(Collected data entries)
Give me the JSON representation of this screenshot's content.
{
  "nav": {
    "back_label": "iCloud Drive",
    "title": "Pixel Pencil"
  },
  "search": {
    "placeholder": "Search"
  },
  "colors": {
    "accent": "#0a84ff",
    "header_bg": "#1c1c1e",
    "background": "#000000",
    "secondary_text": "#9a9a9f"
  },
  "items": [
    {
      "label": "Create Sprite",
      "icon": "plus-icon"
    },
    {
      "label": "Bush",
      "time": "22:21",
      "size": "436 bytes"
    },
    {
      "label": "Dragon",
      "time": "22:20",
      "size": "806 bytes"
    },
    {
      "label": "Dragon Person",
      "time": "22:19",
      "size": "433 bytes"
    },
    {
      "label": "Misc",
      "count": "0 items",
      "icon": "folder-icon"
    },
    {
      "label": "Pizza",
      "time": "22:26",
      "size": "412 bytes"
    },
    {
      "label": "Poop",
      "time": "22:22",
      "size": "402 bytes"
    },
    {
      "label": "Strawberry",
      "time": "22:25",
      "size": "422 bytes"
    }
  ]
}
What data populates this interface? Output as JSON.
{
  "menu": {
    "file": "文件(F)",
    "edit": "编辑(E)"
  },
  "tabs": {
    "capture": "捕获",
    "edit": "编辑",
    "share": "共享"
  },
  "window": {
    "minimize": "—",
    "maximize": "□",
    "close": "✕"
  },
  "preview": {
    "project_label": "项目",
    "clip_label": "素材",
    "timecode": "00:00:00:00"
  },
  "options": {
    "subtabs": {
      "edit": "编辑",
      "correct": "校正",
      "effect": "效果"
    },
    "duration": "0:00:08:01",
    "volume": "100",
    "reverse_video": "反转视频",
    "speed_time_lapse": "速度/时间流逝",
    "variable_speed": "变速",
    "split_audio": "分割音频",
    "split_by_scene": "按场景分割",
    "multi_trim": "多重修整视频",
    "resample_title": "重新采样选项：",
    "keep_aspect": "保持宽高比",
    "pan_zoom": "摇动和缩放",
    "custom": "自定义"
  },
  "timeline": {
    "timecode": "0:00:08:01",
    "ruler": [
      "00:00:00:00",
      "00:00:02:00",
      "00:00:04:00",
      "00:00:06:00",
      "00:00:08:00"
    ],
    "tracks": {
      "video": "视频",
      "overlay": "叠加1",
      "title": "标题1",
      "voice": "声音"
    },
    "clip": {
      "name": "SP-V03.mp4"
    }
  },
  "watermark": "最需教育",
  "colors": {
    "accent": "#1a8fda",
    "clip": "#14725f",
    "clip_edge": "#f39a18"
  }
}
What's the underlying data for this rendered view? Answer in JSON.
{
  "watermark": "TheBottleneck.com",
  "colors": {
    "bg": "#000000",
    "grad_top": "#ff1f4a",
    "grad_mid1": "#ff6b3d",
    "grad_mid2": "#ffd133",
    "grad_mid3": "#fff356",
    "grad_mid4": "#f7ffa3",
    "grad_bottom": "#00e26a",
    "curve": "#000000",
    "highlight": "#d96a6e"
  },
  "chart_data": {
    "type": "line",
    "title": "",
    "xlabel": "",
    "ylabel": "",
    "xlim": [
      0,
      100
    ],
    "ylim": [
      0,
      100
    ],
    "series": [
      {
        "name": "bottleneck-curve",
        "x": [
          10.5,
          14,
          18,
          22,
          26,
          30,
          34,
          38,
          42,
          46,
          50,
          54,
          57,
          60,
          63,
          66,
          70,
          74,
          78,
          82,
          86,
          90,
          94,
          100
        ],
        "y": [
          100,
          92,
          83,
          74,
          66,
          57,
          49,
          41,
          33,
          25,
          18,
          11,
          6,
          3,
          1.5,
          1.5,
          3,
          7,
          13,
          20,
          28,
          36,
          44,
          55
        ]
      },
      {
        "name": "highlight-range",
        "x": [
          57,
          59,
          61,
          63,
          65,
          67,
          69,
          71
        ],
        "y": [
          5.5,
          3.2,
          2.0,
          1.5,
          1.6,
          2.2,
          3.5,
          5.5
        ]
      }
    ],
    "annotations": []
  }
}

EXERCISE GOAL -
Retype the entries exactly, including every line.

RESPONSE TO THIS EXERCISE -
Give me the JSON representation of this screenshot's content.
{
  "nav": {
    "back_label": "iCloud Drive",
    "title": "Pixel Pencil"
  },
  "search": {
    "placeholder": "Search"
  },
  "colors": {
    "accent": "#0a84ff",
    "header_bg": "#1c1c1e",
    "background": "#000000",
    "secondary_text": "#9a9a9f"
  },
  "items": [
    {
      "label": "Create Sprite",
      "icon": "plus-icon"
    },
    {
      "label": "Bush",
      "time": "22:21",
      "size": "436 bytes"
    },
    {
      "label": "Dragon",
      "time": "22:20",
      "size": "806 bytes"
    },
    {
      "label": "Dragon Person",
      "time": "22:19",
      "size": "433 bytes"
    },
    {
      "label": "Misc",
      "count": "0 items",
      "icon": "folder-icon"
    },
    {
      "label": "Pizza",
      "time": "22:26",
      "size": "412 bytes"
    },
    {
      "label": "Poop",
      "time": "22:22",
      "size": "402 bytes"
    },
    {
      "label": "Strawberry",
      "time": "22:25",
      "size": "422 bytes"
    }
  ]
}
What data populates this interface? Output as JSON.
{
  "menu": {
    "file": "文件(F)",
    "edit": "编辑(E)"
  },
  "tabs": {
    "capture": "捕获",
    "edit": "编辑",
    "share": "共享"
  },
  "window": {
    "minimize": "—",
    "maximize": "□",
    "close": "✕"
  },
  "preview": {
    "project_label": "项目",
    "clip_label": "素材",
    "timecode": "00:00:00:00"
  },
  "options": {
    "subtabs": {
      "edit": "编辑",
      "correct": "校正",
      "effect": "效果"
    },
    "duration": "0:00:08:01",
    "volume": "100",
    "reverse_video": "反转视频",
    "speed_time_lapse": "速度/时间流逝",
    "variable_speed": "变速",
    "split_audio": "分割音频",
    "split_by_scene": "按场景分割",
    "multi_trim": "多重修整视频",
    "resample_title": "重新采样选项：",
    "keep_aspect": "保持宽高比",
    "pan_zoom": "摇动和缩放",
    "custom": "自定义"
  },
  "timeline": {
    "timecode": "0:00:08:01",
    "ruler": [
      "00:00:00:00",
      "00:00:02:00",
      "00:00:04:00",
      "00:00:06:00",
      "00:00:08:00"
    ],
    "tracks": {
      "video": "视频",
      "overlay": "叠加1",
      "title": "标题1",
      "voice": "声音"
    },
    "clip": {
      "name": "SP-V03.mp4"
    }
  },
  "watermark": "最需教育",
  "colors": {
    "accent": "#1a8fda",
    "clip": "#14725f",
    "clip_edge": "#f39a18"
  }
}
What's the underlying data for this rendered view? Answer in JSON.
{
  "watermark": "TheBottleneck.com",
  "colors": {
    "bg": "#000000",
    "grad_top": "#ff1f4a",
    "grad_mid1": "#ff6b3d",
    "grad_mid2": "#ffd133",
    "grad_mid3": "#fff356",
    "grad_mid4": "#f7ffa3",
    "grad_bottom": "#00e26a",
    "curve": "#000000",
    "highlight": "#d96a6e"
  },
  "chart_data": {
    "type": "line",
    "title": "",
    "xlabel": "",
    "ylabel": "",
    "xlim": [
      0,
      100
    ],
    "ylim": [
      0,
      100
    ],
    "series": [
      {
        "name": "bottleneck-curve",
        "x": [
          10.5,
          14,
          18,
          22,
          26,
          30,
          34,
          38,
          42,
          46,
          50,
          54,
          57,
          60,
          63,
          66,
          70,
          74,
          78,
          82,
          86,
          90,
          94,
          100
        ],
        "y": [
          100,
          92,
          83,
          74,
          66,
          57,
          49,
          41,
          33,
          25,
          18,
          11,
          6,
          3,
          1.5,
          1.5,
          3,
          7,
          13,
          20,
          28,
          36,
          44,
          55
        ]
      },
      {
        "name": "highlight-range",
        "x": [
          57,
          59,
          61,
          63,
          65,
          67,
          69,
          71
        ],
        "y": [
          5.5,
          3.2,
          2.0,
          1.5,
          1.6,
          2.2,
          3.5,
          5.5
        ]
      }
    ],
    "annotations": []
  }
}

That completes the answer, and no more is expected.